[Task objective] Give back the records below verbatim, please, but without a single image.

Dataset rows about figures

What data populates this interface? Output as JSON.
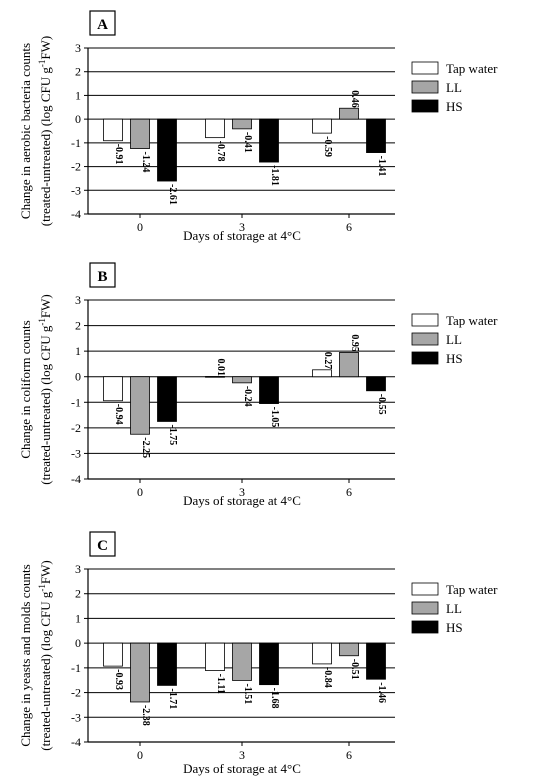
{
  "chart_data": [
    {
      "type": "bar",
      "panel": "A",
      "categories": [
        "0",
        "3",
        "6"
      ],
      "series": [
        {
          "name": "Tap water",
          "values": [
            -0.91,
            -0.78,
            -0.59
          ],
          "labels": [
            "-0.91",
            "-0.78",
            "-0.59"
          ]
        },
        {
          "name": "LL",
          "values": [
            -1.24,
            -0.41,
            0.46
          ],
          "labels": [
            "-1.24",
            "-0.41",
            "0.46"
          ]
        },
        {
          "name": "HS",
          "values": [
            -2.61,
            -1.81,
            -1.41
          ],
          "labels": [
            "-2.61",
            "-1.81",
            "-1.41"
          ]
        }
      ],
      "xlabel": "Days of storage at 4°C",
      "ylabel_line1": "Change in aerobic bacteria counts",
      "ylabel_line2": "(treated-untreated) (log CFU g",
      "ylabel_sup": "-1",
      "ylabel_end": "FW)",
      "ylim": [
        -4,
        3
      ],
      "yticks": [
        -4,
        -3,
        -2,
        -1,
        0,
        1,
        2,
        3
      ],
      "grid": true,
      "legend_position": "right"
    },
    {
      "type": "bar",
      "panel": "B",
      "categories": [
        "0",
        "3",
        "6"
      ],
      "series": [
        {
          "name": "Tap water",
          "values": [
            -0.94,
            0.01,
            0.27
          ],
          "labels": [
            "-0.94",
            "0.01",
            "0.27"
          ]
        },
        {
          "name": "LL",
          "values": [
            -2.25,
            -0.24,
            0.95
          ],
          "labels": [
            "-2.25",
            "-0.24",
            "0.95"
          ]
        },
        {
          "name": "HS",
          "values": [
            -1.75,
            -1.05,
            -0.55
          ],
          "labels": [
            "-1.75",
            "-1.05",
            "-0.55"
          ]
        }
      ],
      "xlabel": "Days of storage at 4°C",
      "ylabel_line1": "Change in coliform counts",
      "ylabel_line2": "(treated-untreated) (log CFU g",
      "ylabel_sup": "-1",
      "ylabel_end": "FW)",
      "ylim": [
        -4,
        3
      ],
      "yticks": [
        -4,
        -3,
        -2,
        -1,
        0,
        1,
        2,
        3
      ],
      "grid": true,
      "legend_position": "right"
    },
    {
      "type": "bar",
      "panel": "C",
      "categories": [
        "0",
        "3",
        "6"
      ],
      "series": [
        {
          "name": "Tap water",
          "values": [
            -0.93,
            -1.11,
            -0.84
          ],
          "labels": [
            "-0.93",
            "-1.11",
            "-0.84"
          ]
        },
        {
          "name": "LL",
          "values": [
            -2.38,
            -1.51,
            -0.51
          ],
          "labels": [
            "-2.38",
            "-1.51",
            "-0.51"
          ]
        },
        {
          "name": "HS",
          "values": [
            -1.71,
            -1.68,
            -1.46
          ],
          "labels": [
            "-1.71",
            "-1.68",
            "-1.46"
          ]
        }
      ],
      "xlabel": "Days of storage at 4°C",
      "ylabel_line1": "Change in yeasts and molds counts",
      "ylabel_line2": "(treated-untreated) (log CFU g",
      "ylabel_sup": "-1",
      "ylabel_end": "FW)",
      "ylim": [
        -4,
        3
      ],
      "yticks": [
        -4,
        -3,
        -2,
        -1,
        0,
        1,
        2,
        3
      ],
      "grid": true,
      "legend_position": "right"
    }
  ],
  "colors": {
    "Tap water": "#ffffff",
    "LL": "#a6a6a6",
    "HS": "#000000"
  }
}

[Task result]
What data populates this interface? Output as JSON.
{
  "chart_data": [
    {
      "type": "bar",
      "panel": "A",
      "categories": [
        "0",
        "3",
        "6"
      ],
      "series": [
        {
          "name": "Tap water",
          "values": [
            -0.91,
            -0.78,
            -0.59
          ],
          "labels": [
            "-0.91",
            "-0.78",
            "-0.59"
          ]
        },
        {
          "name": "LL",
          "values": [
            -1.24,
            -0.41,
            0.46
          ],
          "labels": [
            "-1.24",
            "-0.41",
            "0.46"
          ]
        },
        {
          "name": "HS",
          "values": [
            -2.61,
            -1.81,
            -1.41
          ],
          "labels": [
            "-2.61",
            "-1.81",
            "-1.41"
          ]
        }
      ],
      "xlabel": "Days of storage at 4°C",
      "ylabel_line1": "Change in aerobic bacteria counts",
      "ylabel_line2": "(treated-untreated) (log CFU g",
      "ylabel_sup": "-1",
      "ylabel_end": "FW)",
      "ylim": [
        -4,
        3
      ],
      "yticks": [
        -4,
        -3,
        -2,
        -1,
        0,
        1,
        2,
        3
      ],
      "grid": true,
      "legend_position": "right"
    },
    {
      "type": "bar",
      "panel": "B",
      "categories": [
        "0",
        "3",
        "6"
      ],
      "series": [
        {
          "name": "Tap water",
          "values": [
            -0.94,
            0.01,
            0.27
          ],
          "labels": [
            "-0.94",
            "0.01",
            "0.27"
          ]
        },
        {
          "name": "LL",
          "values": [
            -2.25,
            -0.24,
            0.95
          ],
          "labels": [
            "-2.25",
            "-0.24",
            "0.95"
          ]
        },
        {
          "name": "HS",
          "values": [
            -1.75,
            -1.05,
            -0.55
          ],
          "labels": [
            "-1.75",
            "-1.05",
            "-0.55"
          ]
        }
      ],
      "xlabel": "Days of storage at 4°C",
      "ylabel_line1": "Change in coliform counts",
      "ylabel_line2": "(treated-untreated) (log CFU g",
      "ylabel_sup": "-1",
      "ylabel_end": "FW)",
      "ylim": [
        -4,
        3
      ],
      "yticks": [
        -4,
        -3,
        -2,
        -1,
        0,
        1,
        2,
        3
      ],
      "grid": true,
      "legend_position": "right"
    },
    {
      "type": "bar",
      "panel": "C",
      "categories": [
        "0",
        "3",
        "6"
      ],
      "series": [
        {
          "name": "Tap water",
          "values": [
            -0.93,
            -1.11,
            -0.84
          ],
          "labels": [
            "-0.93",
            "-1.11",
            "-0.84"
          ]
        },
        {
          "name": "LL",
          "values": [
            -2.38,
            -1.51,
            -0.51
          ],
          "labels": [
            "-2.38",
            "-1.51",
            "-0.51"
          ]
        },
        {
          "name": "HS",
          "values": [
            -1.71,
            -1.68,
            -1.46
          ],
          "labels": [
            "-1.71",
            "-1.68",
            "-1.46"
          ]
        }
      ],
      "xlabel": "Days of storage at 4°C",
      "ylabel_line1": "Change in yeasts and molds counts",
      "ylabel_line2": "(treated-untreated) (log CFU g",
      "ylabel_sup": "-1",
      "ylabel_end": "FW)",
      "ylim": [
        -4,
        3
      ],
      "yticks": [
        -4,
        -3,
        -2,
        -1,
        0,
        1,
        2,
        3
      ],
      "grid": true,
      "legend_position": "right"
    }
  ],
  "colors": {
    "Tap water": "#ffffff",
    "LL": "#a6a6a6",
    "HS": "#000000"
  }
}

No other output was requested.